== STATED TASK ==
Filter the data for lines with the word "Size", then copy every line so identified.

== DATA SUPPLIED ==
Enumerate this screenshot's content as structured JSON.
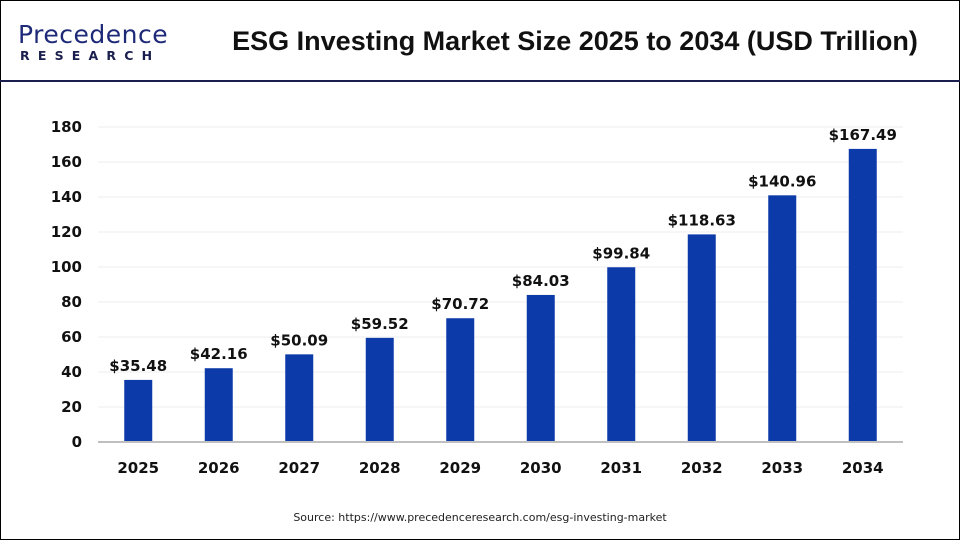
{
  "header": {
    "logo_text_top": "Precedence",
    "logo_text_bottom": "RESEARCH",
    "title": "ESG Investing Market Size 2025 to 2034 (USD Trillion)"
  },
  "source": "Source: https://www.precedenceresearch.com/esg-investing-market",
  "chart_data": {
    "type": "bar",
    "title": "ESG Investing Market Size 2025 to 2034 (USD Trillion)",
    "categories": [
      "2025",
      "2026",
      "2027",
      "2028",
      "2029",
      "2030",
      "2031",
      "2032",
      "2033",
      "2034"
    ],
    "values": [
      35.48,
      42.16,
      50.09,
      59.52,
      70.72,
      84.03,
      99.84,
      118.63,
      140.96,
      167.49
    ],
    "data_labels": [
      "$35.48",
      "$42.16",
      "$50.09",
      "$59.52",
      "$70.72",
      "$84.03",
      "$99.84",
      "$118.63",
      "$140.96",
      "$167.49"
    ],
    "yticks": [
      0,
      20,
      40,
      60,
      80,
      100,
      120,
      140,
      160,
      180
    ],
    "ylim": [
      0,
      180
    ],
    "xlabel": "",
    "ylabel": "",
    "grid": true,
    "bar_color": "#0d3aa9",
    "grid_color": "#eeeeee",
    "axis_color": "#bfbfbf"
  }
}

== ANSWER FOR THE TASK ==
    "title": "ESG Investing Market Size 2025 to 2034 (USD Trillion)"
    "title": "ESG Investing Market Size 2025 to 2034 (USD Trillion)",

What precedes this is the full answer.